Extracted records:
>> START
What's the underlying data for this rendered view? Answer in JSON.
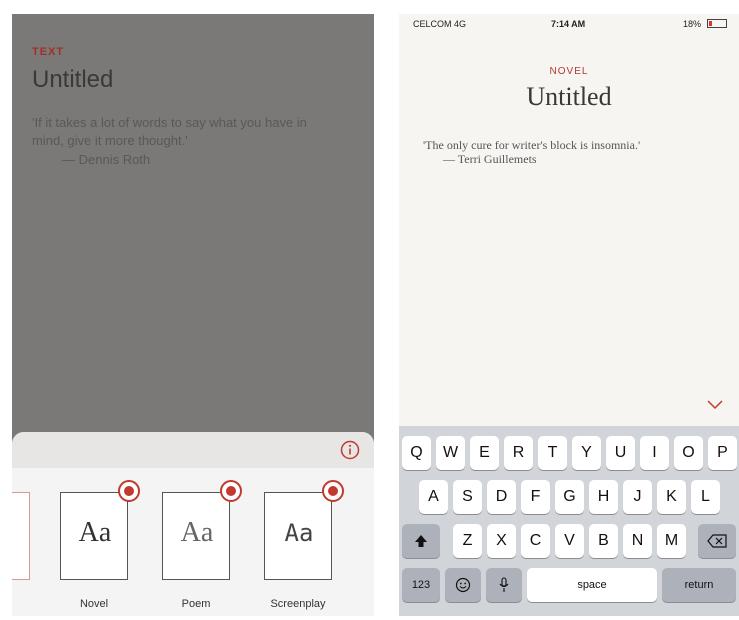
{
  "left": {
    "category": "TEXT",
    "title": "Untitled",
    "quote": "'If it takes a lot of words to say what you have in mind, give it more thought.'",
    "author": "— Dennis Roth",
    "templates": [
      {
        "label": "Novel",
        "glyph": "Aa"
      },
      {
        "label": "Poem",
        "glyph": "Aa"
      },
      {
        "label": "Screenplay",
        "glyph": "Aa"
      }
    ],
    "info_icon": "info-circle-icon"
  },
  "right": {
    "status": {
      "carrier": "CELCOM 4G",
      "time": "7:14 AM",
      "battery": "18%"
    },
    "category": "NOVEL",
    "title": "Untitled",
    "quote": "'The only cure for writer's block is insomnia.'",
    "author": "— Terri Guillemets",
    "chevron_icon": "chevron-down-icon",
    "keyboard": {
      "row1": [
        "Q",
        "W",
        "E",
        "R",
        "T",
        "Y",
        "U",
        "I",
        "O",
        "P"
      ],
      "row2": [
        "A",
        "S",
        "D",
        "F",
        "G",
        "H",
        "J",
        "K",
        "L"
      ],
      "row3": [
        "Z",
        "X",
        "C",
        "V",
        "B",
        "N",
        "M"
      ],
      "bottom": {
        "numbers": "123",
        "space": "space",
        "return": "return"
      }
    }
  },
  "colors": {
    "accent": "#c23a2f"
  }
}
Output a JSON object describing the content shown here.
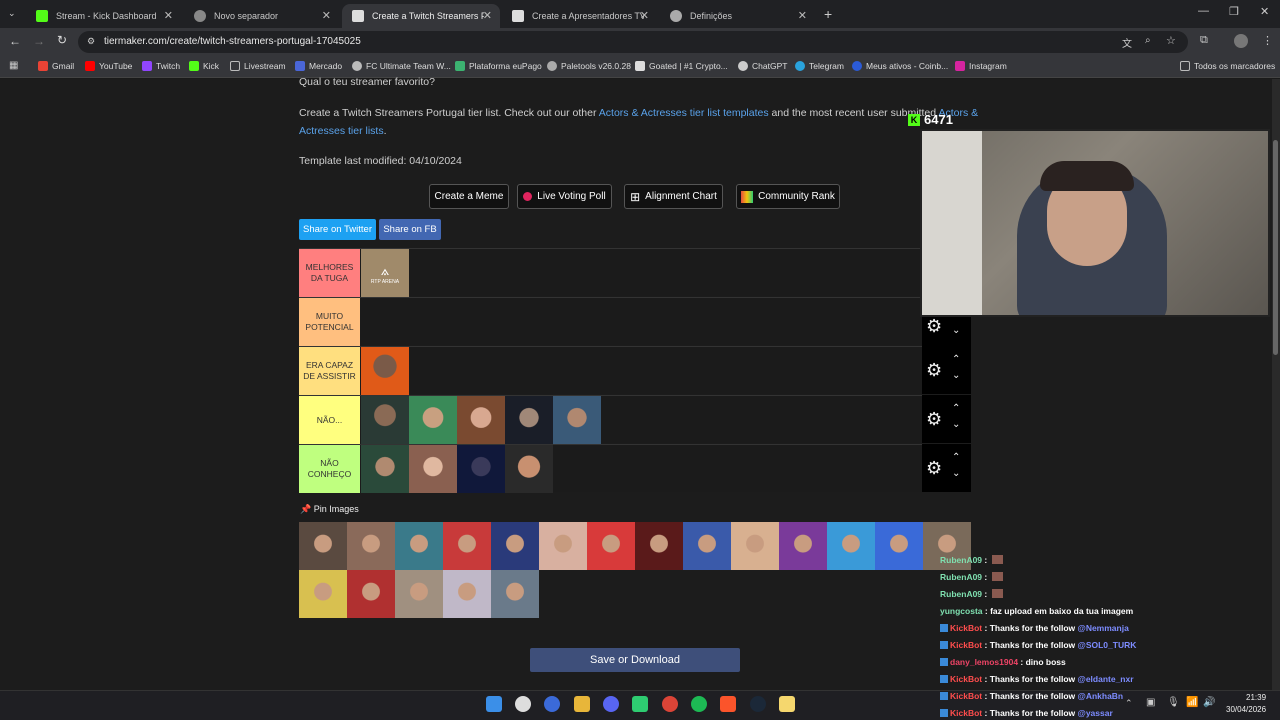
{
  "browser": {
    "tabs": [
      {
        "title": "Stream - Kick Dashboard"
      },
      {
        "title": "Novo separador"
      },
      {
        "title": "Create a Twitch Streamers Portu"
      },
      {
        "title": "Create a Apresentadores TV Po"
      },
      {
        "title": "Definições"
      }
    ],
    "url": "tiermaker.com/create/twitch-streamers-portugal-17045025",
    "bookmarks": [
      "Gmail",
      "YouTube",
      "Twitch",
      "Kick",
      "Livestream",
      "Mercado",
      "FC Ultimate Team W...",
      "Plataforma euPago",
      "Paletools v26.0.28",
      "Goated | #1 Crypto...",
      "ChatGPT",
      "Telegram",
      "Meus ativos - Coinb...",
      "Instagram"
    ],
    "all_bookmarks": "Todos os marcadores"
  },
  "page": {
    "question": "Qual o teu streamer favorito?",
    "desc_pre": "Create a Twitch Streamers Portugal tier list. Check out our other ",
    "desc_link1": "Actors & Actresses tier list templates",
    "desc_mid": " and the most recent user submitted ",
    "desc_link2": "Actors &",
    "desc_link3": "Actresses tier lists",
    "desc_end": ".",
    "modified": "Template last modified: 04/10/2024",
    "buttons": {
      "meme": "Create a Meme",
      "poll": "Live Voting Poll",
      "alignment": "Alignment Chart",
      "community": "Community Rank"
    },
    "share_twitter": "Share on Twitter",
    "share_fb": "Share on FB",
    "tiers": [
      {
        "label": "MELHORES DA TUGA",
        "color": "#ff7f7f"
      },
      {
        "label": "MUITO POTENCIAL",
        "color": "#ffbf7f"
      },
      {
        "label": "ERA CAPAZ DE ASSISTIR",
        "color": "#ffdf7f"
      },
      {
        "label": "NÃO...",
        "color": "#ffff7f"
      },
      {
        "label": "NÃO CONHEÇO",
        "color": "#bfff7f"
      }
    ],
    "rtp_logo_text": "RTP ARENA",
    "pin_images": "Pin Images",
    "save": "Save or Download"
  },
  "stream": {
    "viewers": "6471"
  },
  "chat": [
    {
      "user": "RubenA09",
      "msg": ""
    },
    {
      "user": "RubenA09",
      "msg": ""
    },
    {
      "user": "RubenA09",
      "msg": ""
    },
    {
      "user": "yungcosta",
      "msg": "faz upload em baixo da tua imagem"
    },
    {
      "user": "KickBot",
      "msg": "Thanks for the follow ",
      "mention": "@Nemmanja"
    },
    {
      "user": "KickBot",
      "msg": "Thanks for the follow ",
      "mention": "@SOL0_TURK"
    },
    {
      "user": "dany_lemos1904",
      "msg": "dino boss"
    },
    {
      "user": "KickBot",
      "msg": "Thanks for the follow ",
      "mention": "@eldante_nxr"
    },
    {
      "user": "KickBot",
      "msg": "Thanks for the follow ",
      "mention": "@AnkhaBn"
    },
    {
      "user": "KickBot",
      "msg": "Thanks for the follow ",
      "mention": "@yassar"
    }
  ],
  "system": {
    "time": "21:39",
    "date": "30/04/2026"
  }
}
>> END
>> START
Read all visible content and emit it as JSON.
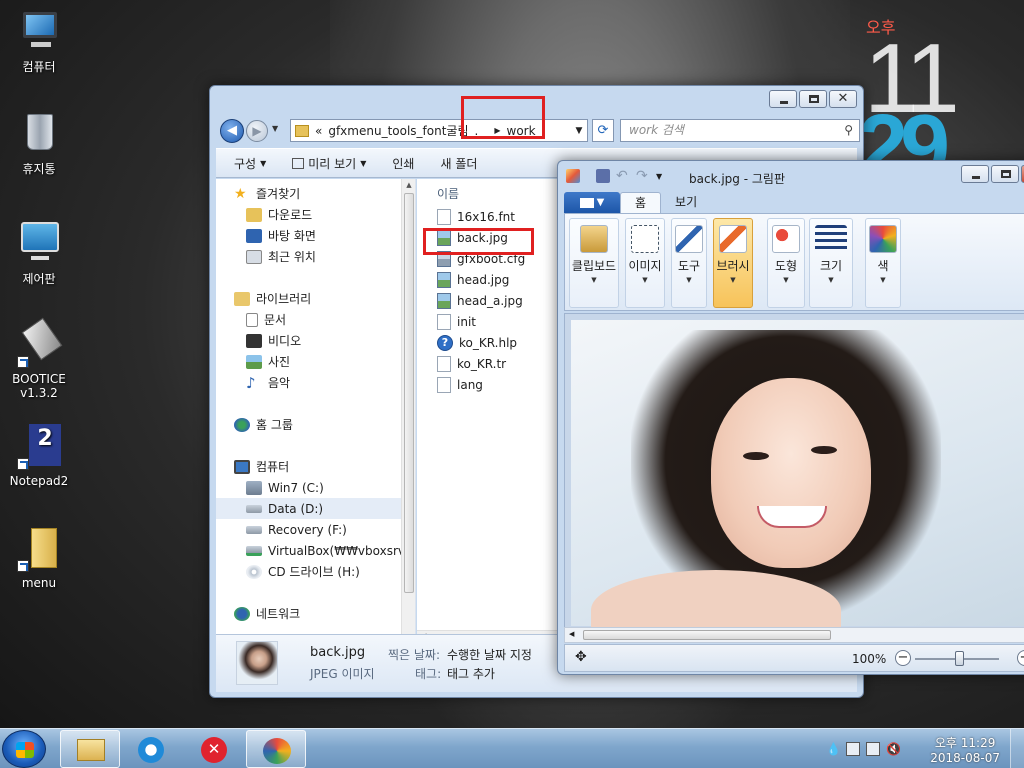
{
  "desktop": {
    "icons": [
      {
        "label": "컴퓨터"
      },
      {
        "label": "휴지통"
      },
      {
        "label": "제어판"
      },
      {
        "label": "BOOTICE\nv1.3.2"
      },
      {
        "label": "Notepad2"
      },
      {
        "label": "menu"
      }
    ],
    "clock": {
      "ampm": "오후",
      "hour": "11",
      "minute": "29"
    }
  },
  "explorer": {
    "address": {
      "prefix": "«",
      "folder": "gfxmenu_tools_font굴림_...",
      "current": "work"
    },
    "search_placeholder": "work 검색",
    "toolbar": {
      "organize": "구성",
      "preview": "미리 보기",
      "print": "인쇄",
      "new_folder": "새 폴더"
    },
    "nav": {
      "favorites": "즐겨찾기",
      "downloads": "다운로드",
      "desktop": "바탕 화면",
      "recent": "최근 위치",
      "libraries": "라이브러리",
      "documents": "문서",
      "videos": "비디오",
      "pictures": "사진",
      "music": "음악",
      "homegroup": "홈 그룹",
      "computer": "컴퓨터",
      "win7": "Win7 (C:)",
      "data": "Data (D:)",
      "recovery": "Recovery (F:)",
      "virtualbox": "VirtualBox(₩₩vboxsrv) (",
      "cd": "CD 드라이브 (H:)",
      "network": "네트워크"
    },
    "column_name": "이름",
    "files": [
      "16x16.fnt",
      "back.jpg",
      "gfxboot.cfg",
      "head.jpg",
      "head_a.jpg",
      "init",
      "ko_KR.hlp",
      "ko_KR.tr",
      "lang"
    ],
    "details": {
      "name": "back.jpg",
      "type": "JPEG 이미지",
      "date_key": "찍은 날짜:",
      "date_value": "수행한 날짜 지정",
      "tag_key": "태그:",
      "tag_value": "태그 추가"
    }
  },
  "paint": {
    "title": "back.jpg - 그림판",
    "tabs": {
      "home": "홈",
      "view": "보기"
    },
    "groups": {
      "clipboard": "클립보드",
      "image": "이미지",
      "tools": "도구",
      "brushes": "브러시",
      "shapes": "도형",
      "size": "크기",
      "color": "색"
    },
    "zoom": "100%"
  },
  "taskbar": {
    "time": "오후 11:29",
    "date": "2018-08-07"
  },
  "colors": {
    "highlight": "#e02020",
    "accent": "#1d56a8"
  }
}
>> END
Go through the listing above and locate each line that holds the word "content". Copy those lines.

Output a JSON object describing the content shown here.
Read all visible content and emit it as JSON.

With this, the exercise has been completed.